> [Region boundary data]
-- -- --

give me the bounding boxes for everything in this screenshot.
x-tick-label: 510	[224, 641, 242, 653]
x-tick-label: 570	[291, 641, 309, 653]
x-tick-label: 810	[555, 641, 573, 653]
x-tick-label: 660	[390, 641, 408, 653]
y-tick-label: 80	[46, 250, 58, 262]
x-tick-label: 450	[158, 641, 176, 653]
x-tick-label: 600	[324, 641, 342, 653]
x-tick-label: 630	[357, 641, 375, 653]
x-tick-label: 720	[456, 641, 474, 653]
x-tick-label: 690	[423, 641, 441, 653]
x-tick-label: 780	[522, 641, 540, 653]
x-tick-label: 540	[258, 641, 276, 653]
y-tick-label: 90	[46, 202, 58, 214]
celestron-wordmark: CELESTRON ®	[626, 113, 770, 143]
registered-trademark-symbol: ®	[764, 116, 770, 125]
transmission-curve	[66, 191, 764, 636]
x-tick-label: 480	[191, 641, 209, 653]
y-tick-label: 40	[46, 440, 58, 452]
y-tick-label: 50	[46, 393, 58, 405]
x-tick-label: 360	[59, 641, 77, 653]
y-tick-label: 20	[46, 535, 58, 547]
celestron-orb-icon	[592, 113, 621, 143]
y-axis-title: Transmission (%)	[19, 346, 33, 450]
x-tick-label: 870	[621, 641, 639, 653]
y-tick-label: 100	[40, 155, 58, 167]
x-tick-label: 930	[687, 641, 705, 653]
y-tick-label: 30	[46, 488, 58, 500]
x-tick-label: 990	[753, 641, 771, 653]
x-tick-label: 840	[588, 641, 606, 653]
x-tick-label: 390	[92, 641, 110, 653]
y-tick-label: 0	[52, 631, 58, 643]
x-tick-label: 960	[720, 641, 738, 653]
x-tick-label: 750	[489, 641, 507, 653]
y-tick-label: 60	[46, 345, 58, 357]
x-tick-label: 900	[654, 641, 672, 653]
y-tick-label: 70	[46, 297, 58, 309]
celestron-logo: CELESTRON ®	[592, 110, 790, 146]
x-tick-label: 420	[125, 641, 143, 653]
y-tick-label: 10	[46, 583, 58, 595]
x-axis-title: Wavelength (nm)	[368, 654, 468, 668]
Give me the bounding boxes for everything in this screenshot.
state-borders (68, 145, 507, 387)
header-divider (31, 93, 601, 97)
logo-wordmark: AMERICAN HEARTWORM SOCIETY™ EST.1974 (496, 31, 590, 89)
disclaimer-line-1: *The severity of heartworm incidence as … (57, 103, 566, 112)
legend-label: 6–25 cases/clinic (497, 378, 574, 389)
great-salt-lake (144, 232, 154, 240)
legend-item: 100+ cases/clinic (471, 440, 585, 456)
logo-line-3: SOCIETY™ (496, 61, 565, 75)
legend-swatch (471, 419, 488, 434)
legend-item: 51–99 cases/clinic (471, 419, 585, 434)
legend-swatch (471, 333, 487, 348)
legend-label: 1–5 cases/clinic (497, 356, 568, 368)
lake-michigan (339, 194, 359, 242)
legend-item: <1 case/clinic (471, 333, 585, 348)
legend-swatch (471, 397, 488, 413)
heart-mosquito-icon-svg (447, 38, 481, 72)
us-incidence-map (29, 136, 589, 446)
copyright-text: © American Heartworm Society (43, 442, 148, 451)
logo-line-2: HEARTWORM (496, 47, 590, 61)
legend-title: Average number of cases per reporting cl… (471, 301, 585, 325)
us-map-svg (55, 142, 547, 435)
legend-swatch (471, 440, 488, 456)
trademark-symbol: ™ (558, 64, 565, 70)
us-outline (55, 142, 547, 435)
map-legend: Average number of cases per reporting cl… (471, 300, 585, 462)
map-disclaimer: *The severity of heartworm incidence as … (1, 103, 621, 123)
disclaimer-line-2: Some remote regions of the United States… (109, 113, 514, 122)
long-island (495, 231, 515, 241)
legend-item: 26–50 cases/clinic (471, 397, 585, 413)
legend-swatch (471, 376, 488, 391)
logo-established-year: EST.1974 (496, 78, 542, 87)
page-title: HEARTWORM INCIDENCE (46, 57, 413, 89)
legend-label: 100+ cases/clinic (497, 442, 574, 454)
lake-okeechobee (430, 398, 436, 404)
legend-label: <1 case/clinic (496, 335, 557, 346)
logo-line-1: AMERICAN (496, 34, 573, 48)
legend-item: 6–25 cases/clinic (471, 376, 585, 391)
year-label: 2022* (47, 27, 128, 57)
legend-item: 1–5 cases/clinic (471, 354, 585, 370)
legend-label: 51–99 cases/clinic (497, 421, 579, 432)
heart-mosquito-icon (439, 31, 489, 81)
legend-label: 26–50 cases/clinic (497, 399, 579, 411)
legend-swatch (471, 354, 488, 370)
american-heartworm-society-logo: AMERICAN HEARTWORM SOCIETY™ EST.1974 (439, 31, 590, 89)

-- -- --

> [Stated goal]
Reproduce every line of the listing above verbatim, from the first line to the last, without altering any character.

> [Written solution]
give me the bounding boxes for everything in this screenshot.
x-tick-label: 510	[224, 641, 242, 653]
x-tick-label: 570	[291, 641, 309, 653]
x-tick-label: 810	[555, 641, 573, 653]
x-tick-label: 660	[390, 641, 408, 653]
y-tick-label: 80	[46, 250, 58, 262]
x-tick-label: 450	[158, 641, 176, 653]
x-tick-label: 600	[324, 641, 342, 653]
x-tick-label: 630	[357, 641, 375, 653]
x-tick-label: 720	[456, 641, 474, 653]
x-tick-label: 690	[423, 641, 441, 653]
x-tick-label: 780	[522, 641, 540, 653]
x-tick-label: 540	[258, 641, 276, 653]
y-tick-label: 90	[46, 202, 58, 214]
celestron-wordmark: CELESTRON ®	[626, 113, 770, 143]
registered-trademark-symbol: ®	[764, 116, 770, 125]
transmission-curve	[66, 191, 764, 636]
x-tick-label: 480	[191, 641, 209, 653]
y-tick-label: 40	[46, 440, 58, 452]
y-tick-label: 50	[46, 393, 58, 405]
x-tick-label: 360	[59, 641, 77, 653]
y-tick-label: 20	[46, 535, 58, 547]
celestron-orb-icon	[592, 113, 621, 143]
y-axis-title: Transmission (%)	[19, 346, 33, 450]
x-tick-label: 870	[621, 641, 639, 653]
y-tick-label: 100	[40, 155, 58, 167]
x-tick-label: 930	[687, 641, 705, 653]
y-tick-label: 30	[46, 488, 58, 500]
x-tick-label: 990	[753, 641, 771, 653]
x-tick-label: 840	[588, 641, 606, 653]
x-tick-label: 390	[92, 641, 110, 653]
y-tick-label: 0	[52, 631, 58, 643]
x-tick-label: 960	[720, 641, 738, 653]
x-tick-label: 750	[489, 641, 507, 653]
y-tick-label: 60	[46, 345, 58, 357]
x-tick-label: 900	[654, 641, 672, 653]
y-tick-label: 70	[46, 297, 58, 309]
celestron-logo: CELESTRON ®	[592, 110, 790, 146]
x-tick-label: 420	[125, 641, 143, 653]
y-tick-label: 10	[46, 583, 58, 595]
x-axis-title: Wavelength (nm)	[368, 654, 468, 668]
Give me the bounding boxes for everything in this screenshot.
state-borders (68, 145, 507, 387)
header-divider (31, 93, 601, 97)
logo-wordmark: AMERICAN HEARTWORM SOCIETY™ EST.1974 (496, 31, 590, 89)
disclaimer-line-1: *The severity of heartworm incidence as … (57, 103, 566, 112)
legend-label: 6–25 cases/clinic (497, 378, 574, 389)
great-salt-lake (144, 232, 154, 240)
legend-item: 100+ cases/clinic (471, 440, 585, 456)
logo-line-3: SOCIETY™ (496, 61, 565, 75)
legend-swatch (471, 419, 488, 434)
legend-item: 51–99 cases/clinic (471, 419, 585, 434)
legend-swatch (471, 333, 487, 348)
legend-label: 1–5 cases/clinic (497, 356, 568, 368)
lake-michigan (339, 194, 359, 242)
legend-item: <1 case/clinic (471, 333, 585, 348)
legend-swatch (471, 397, 488, 413)
heart-mosquito-icon-svg (447, 38, 481, 72)
us-incidence-map (29, 136, 589, 446)
copyright-text: © American Heartworm Society (43, 442, 148, 451)
logo-line-2: HEARTWORM (496, 47, 590, 61)
legend-title: Average number of cases per reporting cl… (471, 301, 585, 325)
us-map-svg (55, 142, 547, 435)
legend-swatch (471, 440, 488, 456)
trademark-symbol: ™ (558, 64, 565, 70)
us-outline (55, 142, 547, 435)
map-legend: Average number of cases per reporting cl… (471, 300, 585, 462)
map-disclaimer: *The severity of heartworm incidence as … (1, 103, 621, 123)
disclaimer-line-2: Some remote regions of the United States… (109, 113, 514, 122)
long-island (495, 231, 515, 241)
legend-item: 26–50 cases/clinic (471, 397, 585, 413)
legend-swatch (471, 376, 488, 391)
logo-established-year: EST.1974 (496, 78, 542, 87)
page-title: HEARTWORM INCIDENCE (46, 57, 413, 89)
legend-label: 100+ cases/clinic (497, 442, 574, 454)
lake-okeechobee (430, 398, 436, 404)
legend-label: <1 case/clinic (496, 335, 557, 346)
logo-line-1: AMERICAN (496, 34, 573, 48)
legend-item: 6–25 cases/clinic (471, 376, 585, 391)
year-label: 2022* (47, 27, 128, 57)
legend-item: 1–5 cases/clinic (471, 354, 585, 370)
legend-label: 51–99 cases/clinic (497, 421, 579, 432)
heart-mosquito-icon (439, 31, 489, 81)
legend-label: 26–50 cases/clinic (497, 399, 579, 411)
legend-swatch (471, 354, 488, 370)
american-heartworm-society-logo: AMERICAN HEARTWORM SOCIETY™ EST.1974 (439, 31, 590, 89)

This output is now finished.